- [THE EXERCISE]:
Transcribe all of the data exactly. Omit the pictures.

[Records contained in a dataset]
==================================================

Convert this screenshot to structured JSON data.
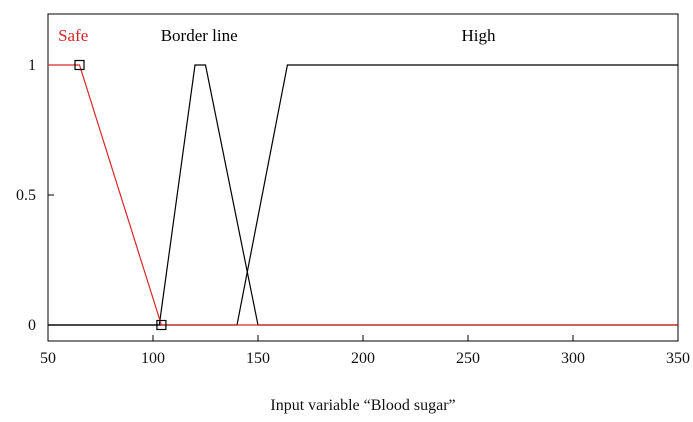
{
  "chart_data": {
    "type": "line",
    "title": "",
    "xlabel": "Input variable “Blood sugar”",
    "ylabel": "",
    "xlim": [
      50,
      350
    ],
    "ylim": [
      -0.08,
      1.2
    ],
    "x_ticks": [
      "50",
      "100",
      "150",
      "200",
      "250",
      "300",
      "350"
    ],
    "x_tick_values": [
      50,
      100,
      150,
      200,
      250,
      300,
      350
    ],
    "y_ticks": [
      "0",
      "0.5",
      "1"
    ],
    "y_tick_values": [
      0,
      0.5,
      1
    ],
    "grid": false,
    "series": [
      {
        "name": "Safe",
        "color": "#d62728",
        "points": [
          [
            50,
            1
          ],
          [
            65,
            1
          ],
          [
            104,
            0
          ],
          [
            350,
            0
          ]
        ],
        "markers": [
          [
            65,
            1
          ],
          [
            104,
            0
          ]
        ]
      },
      {
        "name": "Border line",
        "color": "#000000",
        "points": [
          [
            50,
            0
          ],
          [
            103,
            0
          ],
          [
            120,
            1
          ],
          [
            125,
            1
          ],
          [
            150,
            0
          ],
          [
            350,
            0
          ]
        ]
      },
      {
        "name": "High",
        "color": "#000000",
        "points": [
          [
            50,
            0
          ],
          [
            140,
            0
          ],
          [
            164,
            1
          ],
          [
            350,
            1
          ]
        ]
      }
    ],
    "mf_labels": [
      {
        "text": "Safe",
        "x": 62,
        "y": 1.1,
        "color": "#d62728"
      },
      {
        "text": "Border line",
        "x": 122,
        "y": 1.1,
        "color": "#000000"
      },
      {
        "text": "High",
        "x": 255,
        "y": 1.1,
        "color": "#000000"
      }
    ]
  }
}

==================================================

- [THE ANSWER]:
Convert this screenshot to structured JSON data.
{
  "chart_data": {
    "type": "line",
    "title": "",
    "xlabel": "Input variable “Blood sugar”",
    "ylabel": "",
    "xlim": [
      50,
      350
    ],
    "ylim": [
      -0.08,
      1.2
    ],
    "x_ticks": [
      "50",
      "100",
      "150",
      "200",
      "250",
      "300",
      "350"
    ],
    "x_tick_values": [
      50,
      100,
      150,
      200,
      250,
      300,
      350
    ],
    "y_ticks": [
      "0",
      "0.5",
      "1"
    ],
    "y_tick_values": [
      0,
      0.5,
      1
    ],
    "grid": false,
    "series": [
      {
        "name": "Safe",
        "color": "#d62728",
        "points": [
          [
            50,
            1
          ],
          [
            65,
            1
          ],
          [
            104,
            0
          ],
          [
            350,
            0
          ]
        ],
        "markers": [
          [
            65,
            1
          ],
          [
            104,
            0
          ]
        ]
      },
      {
        "name": "Border line",
        "color": "#000000",
        "points": [
          [
            50,
            0
          ],
          [
            103,
            0
          ],
          [
            120,
            1
          ],
          [
            125,
            1
          ],
          [
            150,
            0
          ],
          [
            350,
            0
          ]
        ]
      },
      {
        "name": "High",
        "color": "#000000",
        "points": [
          [
            50,
            0
          ],
          [
            140,
            0
          ],
          [
            164,
            1
          ],
          [
            350,
            1
          ]
        ]
      }
    ],
    "mf_labels": [
      {
        "text": "Safe",
        "x": 62,
        "y": 1.1,
        "color": "#d62728"
      },
      {
        "text": "Border line",
        "x": 122,
        "y": 1.1,
        "color": "#000000"
      },
      {
        "text": "High",
        "x": 255,
        "y": 1.1,
        "color": "#000000"
      }
    ]
  }
}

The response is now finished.